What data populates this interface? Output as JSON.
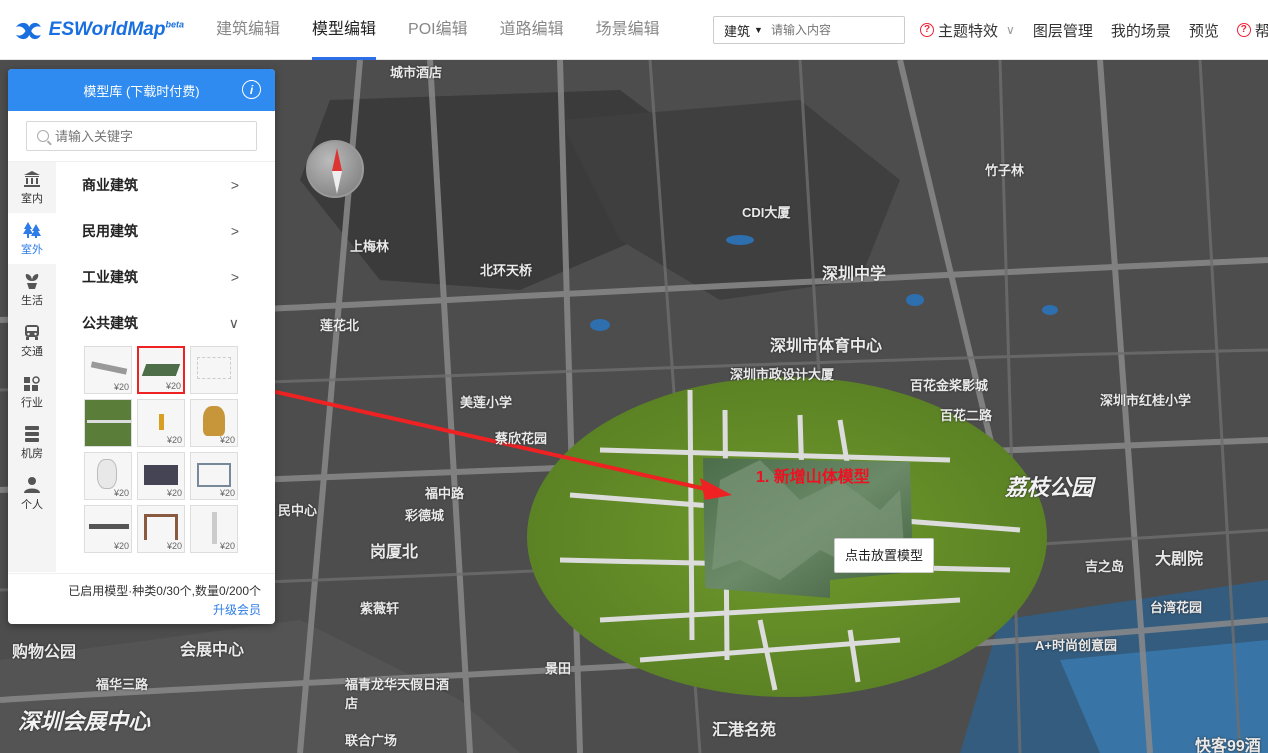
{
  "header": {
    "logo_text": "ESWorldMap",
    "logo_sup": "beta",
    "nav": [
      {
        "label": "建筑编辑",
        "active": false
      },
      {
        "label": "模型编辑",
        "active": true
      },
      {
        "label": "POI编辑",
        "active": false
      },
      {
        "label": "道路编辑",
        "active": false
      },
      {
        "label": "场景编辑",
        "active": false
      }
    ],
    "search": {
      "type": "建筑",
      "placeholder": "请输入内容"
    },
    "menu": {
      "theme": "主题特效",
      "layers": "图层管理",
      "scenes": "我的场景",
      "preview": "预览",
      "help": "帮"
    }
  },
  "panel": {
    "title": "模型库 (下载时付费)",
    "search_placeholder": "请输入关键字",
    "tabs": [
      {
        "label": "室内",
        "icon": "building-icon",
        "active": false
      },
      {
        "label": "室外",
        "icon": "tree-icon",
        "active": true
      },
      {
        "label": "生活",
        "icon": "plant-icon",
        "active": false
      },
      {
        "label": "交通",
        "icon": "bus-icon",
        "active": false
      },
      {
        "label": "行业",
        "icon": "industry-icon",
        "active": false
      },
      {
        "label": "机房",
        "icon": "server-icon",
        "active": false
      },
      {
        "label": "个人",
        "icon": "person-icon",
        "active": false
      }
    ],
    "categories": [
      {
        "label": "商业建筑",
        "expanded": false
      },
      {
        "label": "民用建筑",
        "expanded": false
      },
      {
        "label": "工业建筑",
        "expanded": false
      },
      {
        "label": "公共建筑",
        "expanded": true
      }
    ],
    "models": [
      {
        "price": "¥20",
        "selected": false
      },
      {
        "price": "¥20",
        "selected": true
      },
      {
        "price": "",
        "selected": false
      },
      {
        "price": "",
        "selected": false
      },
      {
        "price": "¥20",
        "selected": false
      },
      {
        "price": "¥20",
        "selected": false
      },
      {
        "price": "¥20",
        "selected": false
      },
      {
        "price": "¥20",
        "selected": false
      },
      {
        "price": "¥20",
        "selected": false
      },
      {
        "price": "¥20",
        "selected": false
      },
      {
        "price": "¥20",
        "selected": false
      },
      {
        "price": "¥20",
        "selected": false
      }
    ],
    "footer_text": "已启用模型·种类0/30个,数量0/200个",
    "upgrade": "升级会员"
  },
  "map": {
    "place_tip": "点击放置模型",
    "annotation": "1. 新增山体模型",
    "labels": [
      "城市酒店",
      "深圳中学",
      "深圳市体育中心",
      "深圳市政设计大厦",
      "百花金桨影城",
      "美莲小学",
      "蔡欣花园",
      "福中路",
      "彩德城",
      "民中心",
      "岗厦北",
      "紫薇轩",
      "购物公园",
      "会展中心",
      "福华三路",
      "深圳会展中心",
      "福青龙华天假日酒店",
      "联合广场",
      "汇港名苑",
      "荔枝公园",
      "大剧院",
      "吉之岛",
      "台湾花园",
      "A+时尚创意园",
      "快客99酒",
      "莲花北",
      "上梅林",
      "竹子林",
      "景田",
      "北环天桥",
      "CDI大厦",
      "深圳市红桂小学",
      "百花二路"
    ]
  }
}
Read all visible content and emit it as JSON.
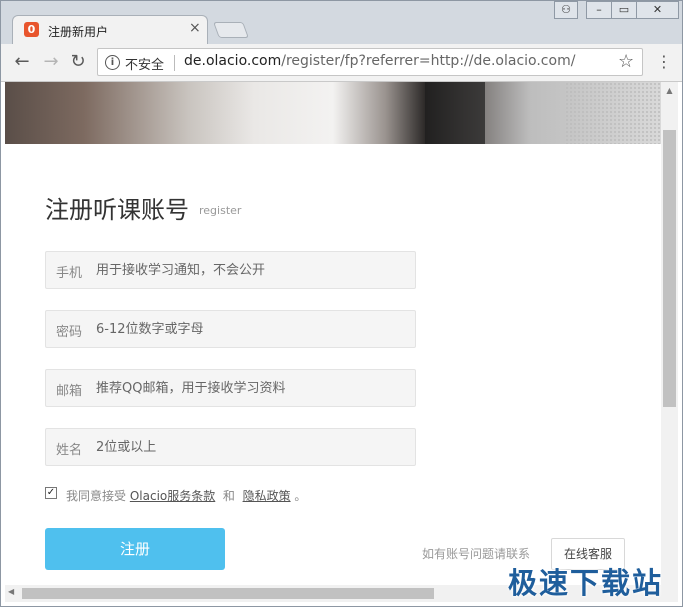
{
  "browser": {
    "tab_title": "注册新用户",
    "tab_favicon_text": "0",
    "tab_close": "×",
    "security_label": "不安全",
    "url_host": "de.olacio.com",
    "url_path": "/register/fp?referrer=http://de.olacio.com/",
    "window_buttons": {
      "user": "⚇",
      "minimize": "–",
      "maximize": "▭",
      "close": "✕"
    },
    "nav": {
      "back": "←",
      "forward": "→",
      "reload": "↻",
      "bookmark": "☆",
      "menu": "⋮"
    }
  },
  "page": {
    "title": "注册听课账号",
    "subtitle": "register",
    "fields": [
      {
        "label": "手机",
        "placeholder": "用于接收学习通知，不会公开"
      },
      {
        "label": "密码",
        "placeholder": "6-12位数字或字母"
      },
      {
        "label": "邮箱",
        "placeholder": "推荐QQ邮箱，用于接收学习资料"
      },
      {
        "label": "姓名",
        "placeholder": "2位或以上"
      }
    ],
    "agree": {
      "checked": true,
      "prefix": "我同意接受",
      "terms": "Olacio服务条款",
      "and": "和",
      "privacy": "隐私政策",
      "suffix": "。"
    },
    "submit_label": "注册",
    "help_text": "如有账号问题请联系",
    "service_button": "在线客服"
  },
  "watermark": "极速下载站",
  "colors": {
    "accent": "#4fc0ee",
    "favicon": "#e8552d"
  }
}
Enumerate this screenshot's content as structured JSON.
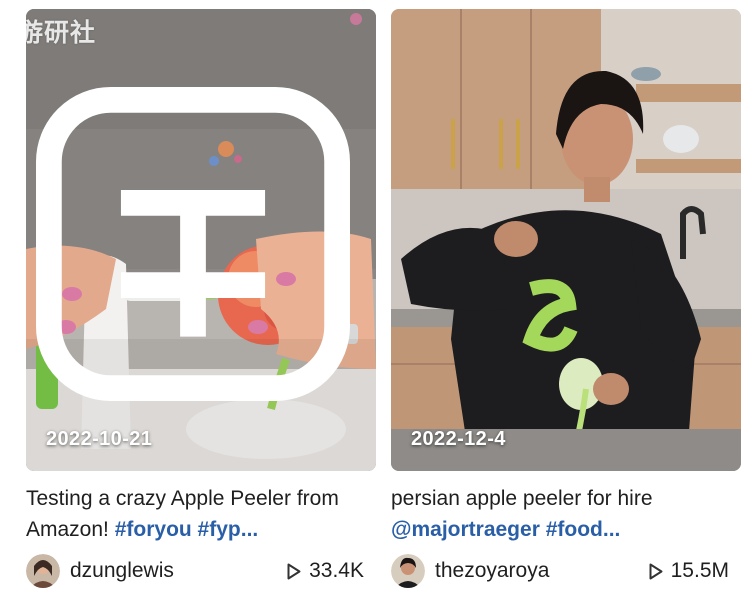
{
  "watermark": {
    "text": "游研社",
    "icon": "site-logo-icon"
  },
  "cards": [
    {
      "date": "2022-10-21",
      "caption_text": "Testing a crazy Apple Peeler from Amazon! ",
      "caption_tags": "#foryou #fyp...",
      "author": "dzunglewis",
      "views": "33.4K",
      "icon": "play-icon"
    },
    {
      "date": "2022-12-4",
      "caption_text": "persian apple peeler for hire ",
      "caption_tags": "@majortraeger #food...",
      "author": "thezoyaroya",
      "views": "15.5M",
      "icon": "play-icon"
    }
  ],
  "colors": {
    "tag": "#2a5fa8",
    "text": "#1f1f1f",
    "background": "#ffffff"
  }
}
- - -
§ To be done: Pictures are excluded; copy all other data exactly as shown.

§ Finished exercise:
What data populates this interface? Output as JSON.
{
  "header": {
    "logo_text": "ESWorldMap",
    "logo_sup": "beta",
    "nav": [
      {
        "label": "建筑编辑",
        "active": false
      },
      {
        "label": "模型编辑",
        "active": true
      },
      {
        "label": "POI编辑",
        "active": false
      },
      {
        "label": "道路编辑",
        "active": false
      },
      {
        "label": "场景编辑",
        "active": false
      }
    ],
    "search": {
      "type": "建筑",
      "placeholder": "请输入内容"
    },
    "menu": {
      "theme": "主题特效",
      "layers": "图层管理",
      "scenes": "我的场景",
      "preview": "预览",
      "help": "帮"
    }
  },
  "panel": {
    "title": "模型库 (下载时付费)",
    "search_placeholder": "请输入关键字",
    "tabs": [
      {
        "label": "室内",
        "icon": "building-icon",
        "active": false
      },
      {
        "label": "室外",
        "icon": "tree-icon",
        "active": true
      },
      {
        "label": "生活",
        "icon": "plant-icon",
        "active": false
      },
      {
        "label": "交通",
        "icon": "bus-icon",
        "active": false
      },
      {
        "label": "行业",
        "icon": "industry-icon",
        "active": false
      },
      {
        "label": "机房",
        "icon": "server-icon",
        "active": false
      },
      {
        "label": "个人",
        "icon": "person-icon",
        "active": false
      }
    ],
    "categories": [
      {
        "label": "商业建筑",
        "expanded": false
      },
      {
        "label": "民用建筑",
        "expanded": false
      },
      {
        "label": "工业建筑",
        "expanded": false
      },
      {
        "label": "公共建筑",
        "expanded": true
      }
    ],
    "models": [
      {
        "price": "¥20",
        "selected": false
      },
      {
        "price": "¥20",
        "selected": true
      },
      {
        "price": "",
        "selected": false
      },
      {
        "price": "",
        "selected": false
      },
      {
        "price": "¥20",
        "selected": false
      },
      {
        "price": "¥20",
        "selected": false
      },
      {
        "price": "¥20",
        "selected": false
      },
      {
        "price": "¥20",
        "selected": false
      },
      {
        "price": "¥20",
        "selected": false
      },
      {
        "price": "¥20",
        "selected": false
      },
      {
        "price": "¥20",
        "selected": false
      },
      {
        "price": "¥20",
        "selected": false
      }
    ],
    "footer_text": "已启用模型·种类0/30个,数量0/200个",
    "upgrade": "升级会员"
  },
  "map": {
    "place_tip": "点击放置模型",
    "annotation": "1. 新增山体模型",
    "labels": [
      "城市酒店",
      "深圳中学",
      "深圳市体育中心",
      "深圳市政设计大厦",
      "百花金桨影城",
      "美莲小学",
      "蔡欣花园",
      "福中路",
      "彩德城",
      "民中心",
      "岗厦北",
      "紫薇轩",
      "购物公园",
      "会展中心",
      "福华三路",
      "深圳会展中心",
      "福青龙华天假日酒店",
      "联合广场",
      "汇港名苑",
      "荔枝公园",
      "大剧院",
      "吉之岛",
      "台湾花园",
      "A+时尚创意园",
      "快客99酒",
      "莲花北",
      "上梅林",
      "竹子林",
      "景田",
      "北环天桥",
      "CDI大厦",
      "深圳市红桂小学",
      "百花二路"
    ]
  }
}
Read all visible content and emit it as JSON.
{
  "browser": {
    "tab_title": "注册新用户",
    "tab_favicon_text": "0",
    "tab_close": "×",
    "security_label": "不安全",
    "url_host": "de.olacio.com",
    "url_path": "/register/fp?referrer=http://de.olacio.com/",
    "window_buttons": {
      "user": "⚇",
      "minimize": "–",
      "maximize": "▭",
      "close": "✕"
    },
    "nav": {
      "back": "←",
      "forward": "→",
      "reload": "↻",
      "bookmark": "☆",
      "menu": "⋮"
    }
  },
  "page": {
    "title": "注册听课账号",
    "subtitle": "register",
    "fields": [
      {
        "label": "手机",
        "placeholder": "用于接收学习通知，不会公开"
      },
      {
        "label": "密码",
        "placeholder": "6-12位数字或字母"
      },
      {
        "label": "邮箱",
        "placeholder": "推荐QQ邮箱，用于接收学习资料"
      },
      {
        "label": "姓名",
        "placeholder": "2位或以上"
      }
    ],
    "agree": {
      "checked": true,
      "prefix": "我同意接受",
      "terms": "Olacio服务条款",
      "and": "和",
      "privacy": "隐私政策",
      "suffix": "。"
    },
    "submit_label": "注册",
    "help_text": "如有账号问题请联系",
    "service_button": "在线客服"
  },
  "watermark": "极速下载站",
  "colors": {
    "accent": "#4fc0ee",
    "favicon": "#e8552d"
  }
}
Enumerate this screenshot's content as structured JSON.
{
  "watermark": {
    "text": "游研社",
    "icon": "site-logo-icon"
  },
  "cards": [
    {
      "date": "2022-10-21",
      "caption_text": "Testing a crazy Apple Peeler from Amazon! ",
      "caption_tags": "#foryou #fyp...",
      "author": "dzunglewis",
      "views": "33.4K",
      "icon": "play-icon"
    },
    {
      "date": "2022-12-4",
      "caption_text": "persian apple peeler for hire ",
      "caption_tags": "@majortraeger #food...",
      "author": "thezoyaroya",
      "views": "15.5M",
      "icon": "play-icon"
    }
  ],
  "colors": {
    "tag": "#2a5fa8",
    "text": "#1f1f1f",
    "background": "#ffffff"
  }
}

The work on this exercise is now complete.